**Stored data:**
#####

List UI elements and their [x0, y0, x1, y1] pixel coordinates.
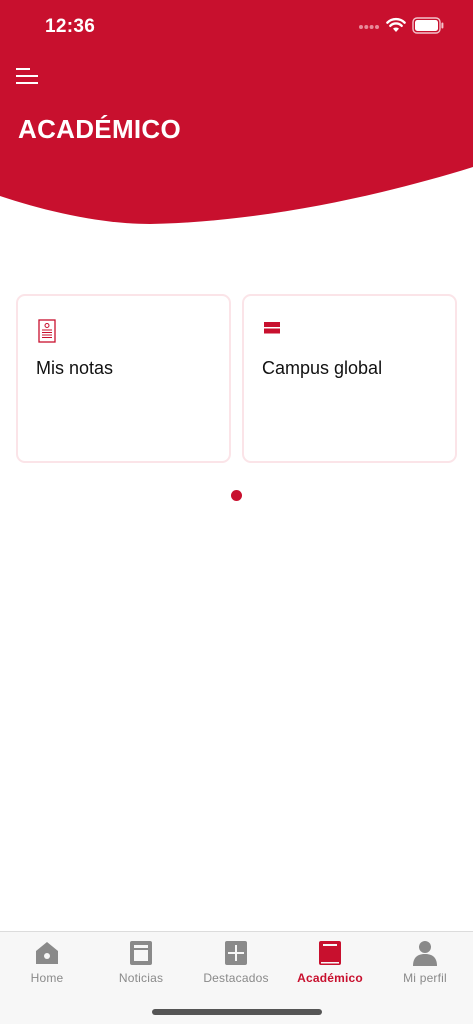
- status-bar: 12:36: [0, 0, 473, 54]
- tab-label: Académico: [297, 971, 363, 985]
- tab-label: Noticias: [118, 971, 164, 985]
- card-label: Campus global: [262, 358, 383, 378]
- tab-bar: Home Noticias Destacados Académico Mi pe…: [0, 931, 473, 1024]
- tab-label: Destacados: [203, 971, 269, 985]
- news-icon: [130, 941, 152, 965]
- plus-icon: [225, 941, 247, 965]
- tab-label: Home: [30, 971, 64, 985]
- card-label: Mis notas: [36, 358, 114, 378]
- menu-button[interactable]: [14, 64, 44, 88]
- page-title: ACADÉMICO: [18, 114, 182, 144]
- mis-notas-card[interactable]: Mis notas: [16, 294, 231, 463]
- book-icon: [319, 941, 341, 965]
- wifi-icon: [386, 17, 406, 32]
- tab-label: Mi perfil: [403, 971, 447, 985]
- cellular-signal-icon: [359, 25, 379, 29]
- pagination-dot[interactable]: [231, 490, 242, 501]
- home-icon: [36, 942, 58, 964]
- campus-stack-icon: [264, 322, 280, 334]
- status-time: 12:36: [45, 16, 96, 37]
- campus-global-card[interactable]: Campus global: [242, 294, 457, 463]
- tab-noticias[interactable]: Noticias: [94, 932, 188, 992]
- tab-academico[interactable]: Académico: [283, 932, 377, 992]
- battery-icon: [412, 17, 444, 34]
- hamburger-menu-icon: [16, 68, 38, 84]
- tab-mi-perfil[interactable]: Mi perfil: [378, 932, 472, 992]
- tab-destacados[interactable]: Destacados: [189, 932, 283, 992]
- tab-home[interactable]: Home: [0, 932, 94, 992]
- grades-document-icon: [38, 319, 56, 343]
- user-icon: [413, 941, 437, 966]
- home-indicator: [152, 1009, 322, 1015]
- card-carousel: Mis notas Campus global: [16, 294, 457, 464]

#####

**What the task asks:** Locate each line in the listing that contains the string "perfil" with the same capitalization, and copy every such line.

**Result of the task:**
- tab-label: Mi perfil: [403, 971, 447, 985]
- tab-mi-perfil[interactable]: Mi perfil: [378, 932, 472, 992]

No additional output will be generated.